* _Do this_
Reply with one number only: the count of lines below that contain the word "title".

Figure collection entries
....
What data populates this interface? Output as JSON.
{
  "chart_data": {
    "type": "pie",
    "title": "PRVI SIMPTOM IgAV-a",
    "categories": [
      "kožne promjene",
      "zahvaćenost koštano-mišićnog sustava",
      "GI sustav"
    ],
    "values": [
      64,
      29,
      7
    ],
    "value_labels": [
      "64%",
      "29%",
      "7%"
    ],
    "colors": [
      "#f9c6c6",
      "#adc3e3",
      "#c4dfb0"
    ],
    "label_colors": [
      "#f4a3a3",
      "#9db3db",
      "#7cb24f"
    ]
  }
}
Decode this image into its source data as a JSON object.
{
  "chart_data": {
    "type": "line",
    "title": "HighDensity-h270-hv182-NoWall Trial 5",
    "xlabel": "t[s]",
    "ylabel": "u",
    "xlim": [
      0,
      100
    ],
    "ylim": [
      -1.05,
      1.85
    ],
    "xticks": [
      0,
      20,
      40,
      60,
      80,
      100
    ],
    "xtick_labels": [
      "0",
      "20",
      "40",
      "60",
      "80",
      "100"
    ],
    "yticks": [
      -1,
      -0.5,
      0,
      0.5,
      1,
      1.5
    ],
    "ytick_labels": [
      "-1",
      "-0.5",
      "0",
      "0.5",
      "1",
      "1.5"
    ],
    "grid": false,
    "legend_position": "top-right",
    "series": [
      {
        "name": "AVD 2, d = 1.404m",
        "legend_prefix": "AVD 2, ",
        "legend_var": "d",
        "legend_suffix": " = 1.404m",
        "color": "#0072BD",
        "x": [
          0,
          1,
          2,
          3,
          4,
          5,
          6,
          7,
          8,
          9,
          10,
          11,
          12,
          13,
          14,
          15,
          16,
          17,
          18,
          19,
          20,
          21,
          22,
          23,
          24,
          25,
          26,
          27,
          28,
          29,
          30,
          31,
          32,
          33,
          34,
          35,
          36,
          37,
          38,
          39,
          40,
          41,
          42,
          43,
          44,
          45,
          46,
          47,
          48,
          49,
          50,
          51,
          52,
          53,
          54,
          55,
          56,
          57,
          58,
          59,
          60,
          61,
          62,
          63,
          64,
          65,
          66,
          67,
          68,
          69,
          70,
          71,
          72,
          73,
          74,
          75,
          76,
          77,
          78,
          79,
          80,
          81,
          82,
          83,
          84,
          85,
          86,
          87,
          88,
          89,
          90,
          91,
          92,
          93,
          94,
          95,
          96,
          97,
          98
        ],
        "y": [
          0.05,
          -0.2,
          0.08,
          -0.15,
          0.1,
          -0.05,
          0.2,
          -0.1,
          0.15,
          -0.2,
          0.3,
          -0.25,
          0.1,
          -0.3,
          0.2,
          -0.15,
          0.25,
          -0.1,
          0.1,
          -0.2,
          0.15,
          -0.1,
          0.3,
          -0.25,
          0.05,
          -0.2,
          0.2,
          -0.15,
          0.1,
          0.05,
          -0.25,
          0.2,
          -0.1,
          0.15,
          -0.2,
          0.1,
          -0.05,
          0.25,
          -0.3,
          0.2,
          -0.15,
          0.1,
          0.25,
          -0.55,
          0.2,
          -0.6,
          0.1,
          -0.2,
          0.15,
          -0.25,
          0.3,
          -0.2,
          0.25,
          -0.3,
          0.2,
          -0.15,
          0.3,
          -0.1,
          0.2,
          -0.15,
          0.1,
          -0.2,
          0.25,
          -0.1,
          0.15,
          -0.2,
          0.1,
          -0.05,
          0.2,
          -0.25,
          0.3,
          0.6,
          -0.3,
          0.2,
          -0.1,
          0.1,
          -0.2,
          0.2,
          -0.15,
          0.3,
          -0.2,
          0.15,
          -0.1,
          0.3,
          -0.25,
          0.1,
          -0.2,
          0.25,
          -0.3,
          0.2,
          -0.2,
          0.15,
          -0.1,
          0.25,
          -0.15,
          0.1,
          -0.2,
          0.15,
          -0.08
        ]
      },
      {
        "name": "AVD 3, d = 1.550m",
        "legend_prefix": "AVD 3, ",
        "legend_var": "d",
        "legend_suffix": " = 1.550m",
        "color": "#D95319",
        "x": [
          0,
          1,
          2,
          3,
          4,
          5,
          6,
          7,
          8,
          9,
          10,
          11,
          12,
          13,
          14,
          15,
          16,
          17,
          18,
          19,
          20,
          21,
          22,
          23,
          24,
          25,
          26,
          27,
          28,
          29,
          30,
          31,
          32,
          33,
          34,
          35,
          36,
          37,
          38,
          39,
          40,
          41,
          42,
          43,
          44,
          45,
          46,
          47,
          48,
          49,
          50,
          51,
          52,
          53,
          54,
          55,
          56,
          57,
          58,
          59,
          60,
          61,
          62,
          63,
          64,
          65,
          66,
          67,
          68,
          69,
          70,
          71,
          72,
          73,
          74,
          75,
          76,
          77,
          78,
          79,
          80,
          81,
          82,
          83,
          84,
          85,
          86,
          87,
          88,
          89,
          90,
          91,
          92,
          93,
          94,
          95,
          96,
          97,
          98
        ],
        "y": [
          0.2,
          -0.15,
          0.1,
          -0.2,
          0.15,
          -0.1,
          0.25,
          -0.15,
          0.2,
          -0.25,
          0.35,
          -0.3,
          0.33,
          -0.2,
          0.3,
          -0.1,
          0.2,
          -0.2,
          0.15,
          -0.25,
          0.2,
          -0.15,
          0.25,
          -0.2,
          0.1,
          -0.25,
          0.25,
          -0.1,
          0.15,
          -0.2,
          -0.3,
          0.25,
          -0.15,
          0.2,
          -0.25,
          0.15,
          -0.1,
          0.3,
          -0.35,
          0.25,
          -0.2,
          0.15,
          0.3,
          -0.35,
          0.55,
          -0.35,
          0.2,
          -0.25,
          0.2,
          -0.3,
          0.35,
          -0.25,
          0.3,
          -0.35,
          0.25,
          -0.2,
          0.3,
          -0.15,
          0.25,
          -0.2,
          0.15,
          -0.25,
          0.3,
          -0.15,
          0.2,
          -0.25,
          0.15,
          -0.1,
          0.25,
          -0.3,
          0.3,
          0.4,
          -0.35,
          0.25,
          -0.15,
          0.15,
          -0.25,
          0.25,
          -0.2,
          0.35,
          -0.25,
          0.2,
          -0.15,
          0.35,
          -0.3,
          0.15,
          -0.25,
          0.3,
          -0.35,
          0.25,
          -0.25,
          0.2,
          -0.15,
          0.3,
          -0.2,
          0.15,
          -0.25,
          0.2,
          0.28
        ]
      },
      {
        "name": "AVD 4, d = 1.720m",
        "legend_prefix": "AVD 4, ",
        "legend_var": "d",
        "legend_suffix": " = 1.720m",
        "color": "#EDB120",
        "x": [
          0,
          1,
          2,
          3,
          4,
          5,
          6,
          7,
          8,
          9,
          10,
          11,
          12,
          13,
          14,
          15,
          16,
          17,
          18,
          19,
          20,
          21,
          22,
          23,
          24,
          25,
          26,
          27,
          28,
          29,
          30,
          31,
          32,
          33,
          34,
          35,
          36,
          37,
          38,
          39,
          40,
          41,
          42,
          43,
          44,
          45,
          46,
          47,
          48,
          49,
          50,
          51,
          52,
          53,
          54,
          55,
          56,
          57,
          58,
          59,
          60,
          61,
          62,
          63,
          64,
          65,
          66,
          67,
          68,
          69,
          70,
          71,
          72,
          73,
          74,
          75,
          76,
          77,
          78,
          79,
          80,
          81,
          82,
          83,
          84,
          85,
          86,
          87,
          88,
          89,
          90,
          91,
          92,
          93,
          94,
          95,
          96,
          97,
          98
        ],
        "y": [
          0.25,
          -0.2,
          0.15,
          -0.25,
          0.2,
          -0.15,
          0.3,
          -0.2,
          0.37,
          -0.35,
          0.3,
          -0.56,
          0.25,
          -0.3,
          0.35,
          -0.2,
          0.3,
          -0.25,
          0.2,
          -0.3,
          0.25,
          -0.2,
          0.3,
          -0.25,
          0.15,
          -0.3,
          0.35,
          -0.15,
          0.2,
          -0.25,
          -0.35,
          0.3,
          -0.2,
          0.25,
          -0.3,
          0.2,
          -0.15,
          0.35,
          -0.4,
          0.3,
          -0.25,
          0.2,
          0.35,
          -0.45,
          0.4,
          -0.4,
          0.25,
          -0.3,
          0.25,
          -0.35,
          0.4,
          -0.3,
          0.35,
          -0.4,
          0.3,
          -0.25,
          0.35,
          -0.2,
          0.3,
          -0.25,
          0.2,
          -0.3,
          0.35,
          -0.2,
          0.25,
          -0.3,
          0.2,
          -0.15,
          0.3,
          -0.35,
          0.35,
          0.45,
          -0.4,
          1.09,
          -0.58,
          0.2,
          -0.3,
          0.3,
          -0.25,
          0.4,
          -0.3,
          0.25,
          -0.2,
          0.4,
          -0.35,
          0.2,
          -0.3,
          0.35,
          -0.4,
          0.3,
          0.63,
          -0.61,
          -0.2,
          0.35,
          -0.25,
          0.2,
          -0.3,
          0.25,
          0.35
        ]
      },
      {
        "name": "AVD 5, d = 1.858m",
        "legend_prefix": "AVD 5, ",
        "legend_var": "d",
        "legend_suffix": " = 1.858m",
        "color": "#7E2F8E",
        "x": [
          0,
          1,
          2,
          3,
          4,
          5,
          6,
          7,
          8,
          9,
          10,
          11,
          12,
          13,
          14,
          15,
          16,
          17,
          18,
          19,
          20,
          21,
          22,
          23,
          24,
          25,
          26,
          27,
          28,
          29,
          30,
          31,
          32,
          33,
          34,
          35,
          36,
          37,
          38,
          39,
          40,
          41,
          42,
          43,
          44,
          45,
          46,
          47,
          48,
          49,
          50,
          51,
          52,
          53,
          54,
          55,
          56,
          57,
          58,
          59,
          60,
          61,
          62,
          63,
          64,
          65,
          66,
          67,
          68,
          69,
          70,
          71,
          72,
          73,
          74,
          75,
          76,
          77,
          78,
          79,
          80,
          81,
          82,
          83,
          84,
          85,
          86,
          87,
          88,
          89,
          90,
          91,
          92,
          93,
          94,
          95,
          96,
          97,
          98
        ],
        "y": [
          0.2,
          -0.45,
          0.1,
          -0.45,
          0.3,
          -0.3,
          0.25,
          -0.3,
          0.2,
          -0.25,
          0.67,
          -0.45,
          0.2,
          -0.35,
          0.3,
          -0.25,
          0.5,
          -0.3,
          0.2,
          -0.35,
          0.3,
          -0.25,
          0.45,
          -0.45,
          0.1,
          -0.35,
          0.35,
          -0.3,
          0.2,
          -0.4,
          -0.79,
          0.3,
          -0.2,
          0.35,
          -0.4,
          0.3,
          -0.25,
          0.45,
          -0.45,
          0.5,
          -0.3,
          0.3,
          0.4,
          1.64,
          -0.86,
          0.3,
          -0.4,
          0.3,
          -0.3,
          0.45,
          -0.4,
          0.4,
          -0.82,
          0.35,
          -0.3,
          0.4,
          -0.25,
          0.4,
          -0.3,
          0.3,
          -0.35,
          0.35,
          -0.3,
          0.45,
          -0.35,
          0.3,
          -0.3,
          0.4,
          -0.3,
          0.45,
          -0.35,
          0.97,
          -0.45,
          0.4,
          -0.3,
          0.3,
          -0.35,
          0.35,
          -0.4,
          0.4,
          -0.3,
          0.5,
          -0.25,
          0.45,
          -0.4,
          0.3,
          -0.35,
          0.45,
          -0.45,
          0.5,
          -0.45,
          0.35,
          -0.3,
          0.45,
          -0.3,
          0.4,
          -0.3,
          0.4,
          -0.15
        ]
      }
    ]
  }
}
....
* _Task result_
2